Aim :: Copy out all of the material exactly.
— START Information supplied —
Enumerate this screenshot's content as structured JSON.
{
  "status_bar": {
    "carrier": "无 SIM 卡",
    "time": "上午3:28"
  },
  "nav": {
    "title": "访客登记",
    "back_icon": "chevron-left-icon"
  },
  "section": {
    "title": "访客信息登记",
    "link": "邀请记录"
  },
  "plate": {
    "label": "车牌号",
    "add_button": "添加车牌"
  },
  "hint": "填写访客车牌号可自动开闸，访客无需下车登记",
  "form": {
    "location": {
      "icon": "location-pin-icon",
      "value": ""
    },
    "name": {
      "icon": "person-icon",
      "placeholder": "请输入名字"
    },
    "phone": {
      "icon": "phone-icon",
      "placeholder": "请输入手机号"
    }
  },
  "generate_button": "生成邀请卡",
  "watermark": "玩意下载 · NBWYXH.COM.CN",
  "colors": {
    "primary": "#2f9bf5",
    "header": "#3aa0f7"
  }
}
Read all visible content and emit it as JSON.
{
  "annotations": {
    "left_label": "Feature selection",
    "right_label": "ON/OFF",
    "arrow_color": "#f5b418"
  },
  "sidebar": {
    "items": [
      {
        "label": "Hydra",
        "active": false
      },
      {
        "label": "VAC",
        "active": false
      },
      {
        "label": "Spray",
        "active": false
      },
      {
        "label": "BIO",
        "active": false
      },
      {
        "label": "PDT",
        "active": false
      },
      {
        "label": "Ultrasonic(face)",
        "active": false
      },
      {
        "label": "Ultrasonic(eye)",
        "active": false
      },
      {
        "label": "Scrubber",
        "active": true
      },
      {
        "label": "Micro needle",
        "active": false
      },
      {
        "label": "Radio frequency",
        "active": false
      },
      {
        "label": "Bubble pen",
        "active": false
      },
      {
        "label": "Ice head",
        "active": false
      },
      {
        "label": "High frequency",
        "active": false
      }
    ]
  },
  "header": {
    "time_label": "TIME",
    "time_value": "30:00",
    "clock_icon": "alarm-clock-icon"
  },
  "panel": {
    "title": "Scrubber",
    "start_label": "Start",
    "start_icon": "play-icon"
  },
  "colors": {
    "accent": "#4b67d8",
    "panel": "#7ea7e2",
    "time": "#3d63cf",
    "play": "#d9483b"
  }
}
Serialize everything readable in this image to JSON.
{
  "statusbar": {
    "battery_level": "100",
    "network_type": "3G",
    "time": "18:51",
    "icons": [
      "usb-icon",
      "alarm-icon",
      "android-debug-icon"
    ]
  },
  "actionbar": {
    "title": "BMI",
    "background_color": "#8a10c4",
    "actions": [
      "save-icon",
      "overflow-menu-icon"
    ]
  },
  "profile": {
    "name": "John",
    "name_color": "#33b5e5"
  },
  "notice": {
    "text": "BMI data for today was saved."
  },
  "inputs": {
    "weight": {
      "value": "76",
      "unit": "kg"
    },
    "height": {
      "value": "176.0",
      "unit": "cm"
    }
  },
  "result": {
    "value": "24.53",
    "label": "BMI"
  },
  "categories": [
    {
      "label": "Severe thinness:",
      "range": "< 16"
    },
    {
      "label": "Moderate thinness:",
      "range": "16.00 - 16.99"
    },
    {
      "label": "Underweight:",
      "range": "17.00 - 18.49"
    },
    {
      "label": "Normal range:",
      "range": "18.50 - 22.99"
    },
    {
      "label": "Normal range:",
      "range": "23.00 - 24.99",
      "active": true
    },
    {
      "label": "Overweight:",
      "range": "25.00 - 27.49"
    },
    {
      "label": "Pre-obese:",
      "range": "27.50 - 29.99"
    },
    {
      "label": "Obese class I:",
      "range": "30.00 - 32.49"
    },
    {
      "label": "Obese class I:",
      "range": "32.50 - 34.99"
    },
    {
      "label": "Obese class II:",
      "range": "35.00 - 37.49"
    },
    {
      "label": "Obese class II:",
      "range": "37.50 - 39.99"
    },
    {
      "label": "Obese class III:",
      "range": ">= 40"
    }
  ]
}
— END Information supplied —
Solution to this exercise ::
Enumerate this screenshot's content as structured JSON.
{
  "status_bar": {
    "carrier": "无 SIM 卡",
    "time": "上午3:28"
  },
  "nav": {
    "title": "访客登记",
    "back_icon": "chevron-left-icon"
  },
  "section": {
    "title": "访客信息登记",
    "link": "邀请记录"
  },
  "plate": {
    "label": "车牌号",
    "add_button": "添加车牌"
  },
  "hint": "填写访客车牌号可自动开闸，访客无需下车登记",
  "form": {
    "location": {
      "icon": "location-pin-icon",
      "value": ""
    },
    "name": {
      "icon": "person-icon",
      "placeholder": "请输入名字"
    },
    "phone": {
      "icon": "phone-icon",
      "placeholder": "请输入手机号"
    }
  },
  "generate_button": "生成邀请卡",
  "watermark": "玩意下载 · NBWYXH.COM.CN",
  "colors": {
    "primary": "#2f9bf5",
    "header": "#3aa0f7"
  }
}
Read all visible content and emit it as JSON.
{
  "annotations": {
    "left_label": "Feature selection",
    "right_label": "ON/OFF",
    "arrow_color": "#f5b418"
  },
  "sidebar": {
    "items": [
      {
        "label": "Hydra",
        "active": false
      },
      {
        "label": "VAC",
        "active": false
      },
      {
        "label": "Spray",
        "active": false
      },
      {
        "label": "BIO",
        "active": false
      },
      {
        "label": "PDT",
        "active": false
      },
      {
        "label": "Ultrasonic(face)",
        "active": false
      },
      {
        "label": "Ultrasonic(eye)",
        "active": false
      },
      {
        "label": "Scrubber",
        "active": true
      },
      {
        "label": "Micro needle",
        "active": false
      },
      {
        "label": "Radio frequency",
        "active": false
      },
      {
        "label": "Bubble pen",
        "active": false
      },
      {
        "label": "Ice head",
        "active": false
      },
      {
        "label": "High frequency",
        "active": false
      }
    ]
  },
  "header": {
    "time_label": "TIME",
    "time_value": "30:00",
    "clock_icon": "alarm-clock-icon"
  },
  "panel": {
    "title": "Scrubber",
    "start_label": "Start",
    "start_icon": "play-icon"
  },
  "colors": {
    "accent": "#4b67d8",
    "panel": "#7ea7e2",
    "time": "#3d63cf",
    "play": "#d9483b"
  }
}
Serialize everything readable in this image to JSON.
{
  "statusbar": {
    "battery_level": "100",
    "network_type": "3G",
    "time": "18:51",
    "icons": [
      "usb-icon",
      "alarm-icon",
      "android-debug-icon"
    ]
  },
  "actionbar": {
    "title": "BMI",
    "background_color": "#8a10c4",
    "actions": [
      "save-icon",
      "overflow-menu-icon"
    ]
  },
  "profile": {
    "name": "John",
    "name_color": "#33b5e5"
  },
  "notice": {
    "text": "BMI data for today was saved."
  },
  "inputs": {
    "weight": {
      "value": "76",
      "unit": "kg"
    },
    "height": {
      "value": "176.0",
      "unit": "cm"
    }
  },
  "result": {
    "value": "24.53",
    "label": "BMI"
  },
  "categories": [
    {
      "label": "Severe thinness:",
      "range": "< 16"
    },
    {
      "label": "Moderate thinness:",
      "range": "16.00 - 16.99"
    },
    {
      "label": "Underweight:",
      "range": "17.00 - 18.49"
    },
    {
      "label": "Normal range:",
      "range": "18.50 - 22.99"
    },
    {
      "label": "Normal range:",
      "range": "23.00 - 24.99",
      "active": true
    },
    {
      "label": "Overweight:",
      "range": "25.00 - 27.49"
    },
    {
      "label": "Pre-obese:",
      "range": "27.50 - 29.99"
    },
    {
      "label": "Obese class I:",
      "range": "30.00 - 32.49"
    },
    {
      "label": "Obese class I:",
      "range": "32.50 - 34.99"
    },
    {
      "label": "Obese class II:",
      "range": "35.00 - 37.49"
    },
    {
      "label": "Obese class II:",
      "range": "37.50 - 39.99"
    },
    {
      "label": "Obese class III:",
      "range": ">= 40"
    }
  ]
}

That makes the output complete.